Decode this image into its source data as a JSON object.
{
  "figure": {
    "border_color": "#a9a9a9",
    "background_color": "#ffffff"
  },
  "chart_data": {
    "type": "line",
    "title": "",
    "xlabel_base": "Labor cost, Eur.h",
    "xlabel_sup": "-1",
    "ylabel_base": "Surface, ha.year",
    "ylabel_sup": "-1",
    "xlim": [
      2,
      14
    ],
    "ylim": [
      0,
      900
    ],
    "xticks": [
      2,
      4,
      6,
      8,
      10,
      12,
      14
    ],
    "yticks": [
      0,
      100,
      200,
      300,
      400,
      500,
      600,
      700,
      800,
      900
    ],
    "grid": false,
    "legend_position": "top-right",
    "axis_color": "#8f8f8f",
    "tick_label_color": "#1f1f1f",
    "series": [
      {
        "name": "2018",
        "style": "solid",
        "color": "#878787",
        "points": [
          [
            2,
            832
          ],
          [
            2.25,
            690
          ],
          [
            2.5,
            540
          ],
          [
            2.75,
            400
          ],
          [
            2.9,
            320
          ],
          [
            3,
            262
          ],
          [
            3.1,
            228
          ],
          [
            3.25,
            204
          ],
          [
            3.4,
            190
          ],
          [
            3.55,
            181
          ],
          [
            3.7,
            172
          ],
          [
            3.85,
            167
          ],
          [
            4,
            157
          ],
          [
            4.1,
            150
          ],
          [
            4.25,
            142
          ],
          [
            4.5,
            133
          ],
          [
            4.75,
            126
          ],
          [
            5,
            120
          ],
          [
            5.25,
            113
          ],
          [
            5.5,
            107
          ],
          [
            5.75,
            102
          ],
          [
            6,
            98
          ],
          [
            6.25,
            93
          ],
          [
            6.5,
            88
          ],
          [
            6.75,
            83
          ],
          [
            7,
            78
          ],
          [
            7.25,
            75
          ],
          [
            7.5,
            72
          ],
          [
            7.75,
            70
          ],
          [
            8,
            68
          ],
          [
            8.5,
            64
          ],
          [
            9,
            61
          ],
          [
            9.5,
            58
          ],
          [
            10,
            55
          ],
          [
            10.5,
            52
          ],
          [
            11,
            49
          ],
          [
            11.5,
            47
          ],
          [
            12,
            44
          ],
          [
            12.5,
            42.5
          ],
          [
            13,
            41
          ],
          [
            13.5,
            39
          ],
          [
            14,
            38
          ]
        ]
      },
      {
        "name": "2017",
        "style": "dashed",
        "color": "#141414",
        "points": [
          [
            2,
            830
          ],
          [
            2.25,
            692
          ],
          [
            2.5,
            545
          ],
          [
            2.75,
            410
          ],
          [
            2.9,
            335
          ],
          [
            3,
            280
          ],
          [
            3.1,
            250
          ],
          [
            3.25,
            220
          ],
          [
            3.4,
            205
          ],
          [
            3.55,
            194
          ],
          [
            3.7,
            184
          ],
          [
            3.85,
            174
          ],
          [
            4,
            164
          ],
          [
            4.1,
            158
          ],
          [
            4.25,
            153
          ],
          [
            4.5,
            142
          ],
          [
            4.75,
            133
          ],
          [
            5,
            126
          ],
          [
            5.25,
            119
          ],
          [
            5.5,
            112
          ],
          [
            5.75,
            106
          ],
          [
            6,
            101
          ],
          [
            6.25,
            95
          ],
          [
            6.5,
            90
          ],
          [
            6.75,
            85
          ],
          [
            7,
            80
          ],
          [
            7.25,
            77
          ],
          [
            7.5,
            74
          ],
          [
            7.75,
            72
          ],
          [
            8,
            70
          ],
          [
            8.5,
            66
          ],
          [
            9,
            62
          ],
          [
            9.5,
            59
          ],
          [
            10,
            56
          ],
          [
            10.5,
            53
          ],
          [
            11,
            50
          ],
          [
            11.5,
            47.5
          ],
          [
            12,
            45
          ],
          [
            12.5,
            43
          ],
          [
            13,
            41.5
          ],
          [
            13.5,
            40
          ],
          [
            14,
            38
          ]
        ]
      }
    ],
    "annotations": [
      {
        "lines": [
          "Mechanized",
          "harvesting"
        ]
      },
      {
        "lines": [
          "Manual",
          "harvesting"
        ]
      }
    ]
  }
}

◆ ◆ ◆ ◆ ◆ ◆ ◆

* **What you have to do**: Write down all the entries again without a single difference.

* **Answer to this problem**:
Decode this image into its source data as a JSON object.
{
  "figure": {
    "border_color": "#a9a9a9",
    "background_color": "#ffffff"
  },
  "chart_data": {
    "type": "line",
    "title": "",
    "xlabel_base": "Labor cost, Eur.h",
    "xlabel_sup": "-1",
    "ylabel_base": "Surface, ha.year",
    "ylabel_sup": "-1",
    "xlim": [
      2,
      14
    ],
    "ylim": [
      0,
      900
    ],
    "xticks": [
      2,
      4,
      6,
      8,
      10,
      12,
      14
    ],
    "yticks": [
      0,
      100,
      200,
      300,
      400,
      500,
      600,
      700,
      800,
      900
    ],
    "grid": false,
    "legend_position": "top-right",
    "axis_color": "#8f8f8f",
    "tick_label_color": "#1f1f1f",
    "series": [
      {
        "name": "2018",
        "style": "solid",
        "color": "#878787",
        "points": [
          [
            2,
            832
          ],
          [
            2.25,
            690
          ],
          [
            2.5,
            540
          ],
          [
            2.75,
            400
          ],
          [
            2.9,
            320
          ],
          [
            3,
            262
          ],
          [
            3.1,
            228
          ],
          [
            3.25,
            204
          ],
          [
            3.4,
            190
          ],
          [
            3.55,
            181
          ],
          [
            3.7,
            172
          ],
          [
            3.85,
            167
          ],
          [
            4,
            157
          ],
          [
            4.1,
            150
          ],
          [
            4.25,
            142
          ],
          [
            4.5,
            133
          ],
          [
            4.75,
            126
          ],
          [
            5,
            120
          ],
          [
            5.25,
            113
          ],
          [
            5.5,
            107
          ],
          [
            5.75,
            102
          ],
          [
            6,
            98
          ],
          [
            6.25,
            93
          ],
          [
            6.5,
            88
          ],
          [
            6.75,
            83
          ],
          [
            7,
            78
          ],
          [
            7.25,
            75
          ],
          [
            7.5,
            72
          ],
          [
            7.75,
            70
          ],
          [
            8,
            68
          ],
          [
            8.5,
            64
          ],
          [
            9,
            61
          ],
          [
            9.5,
            58
          ],
          [
            10,
            55
          ],
          [
            10.5,
            52
          ],
          [
            11,
            49
          ],
          [
            11.5,
            47
          ],
          [
            12,
            44
          ],
          [
            12.5,
            42.5
          ],
          [
            13,
            41
          ],
          [
            13.5,
            39
          ],
          [
            14,
            38
          ]
        ]
      },
      {
        "name": "2017",
        "style": "dashed",
        "color": "#141414",
        "points": [
          [
            2,
            830
          ],
          [
            2.25,
            692
          ],
          [
            2.5,
            545
          ],
          [
            2.75,
            410
          ],
          [
            2.9,
            335
          ],
          [
            3,
            280
          ],
          [
            3.1,
            250
          ],
          [
            3.25,
            220
          ],
          [
            3.4,
            205
          ],
          [
            3.55,
            194
          ],
          [
            3.7,
            184
          ],
          [
            3.85,
            174
          ],
          [
            4,
            164
          ],
          [
            4.1,
            158
          ],
          [
            4.25,
            153
          ],
          [
            4.5,
            142
          ],
          [
            4.75,
            133
          ],
          [
            5,
            126
          ],
          [
            5.25,
            119
          ],
          [
            5.5,
            112
          ],
          [
            5.75,
            106
          ],
          [
            6,
            101
          ],
          [
            6.25,
            95
          ],
          [
            6.5,
            90
          ],
          [
            6.75,
            85
          ],
          [
            7,
            80
          ],
          [
            7.25,
            77
          ],
          [
            7.5,
            74
          ],
          [
            7.75,
            72
          ],
          [
            8,
            70
          ],
          [
            8.5,
            66
          ],
          [
            9,
            62
          ],
          [
            9.5,
            59
          ],
          [
            10,
            56
          ],
          [
            10.5,
            53
          ],
          [
            11,
            50
          ],
          [
            11.5,
            47.5
          ],
          [
            12,
            45
          ],
          [
            12.5,
            43
          ],
          [
            13,
            41.5
          ],
          [
            13.5,
            40
          ],
          [
            14,
            38
          ]
        ]
      }
    ],
    "annotations": [
      {
        "lines": [
          "Mechanized",
          "harvesting"
        ]
      },
      {
        "lines": [
          "Manual",
          "harvesting"
        ]
      }
    ]
  }
}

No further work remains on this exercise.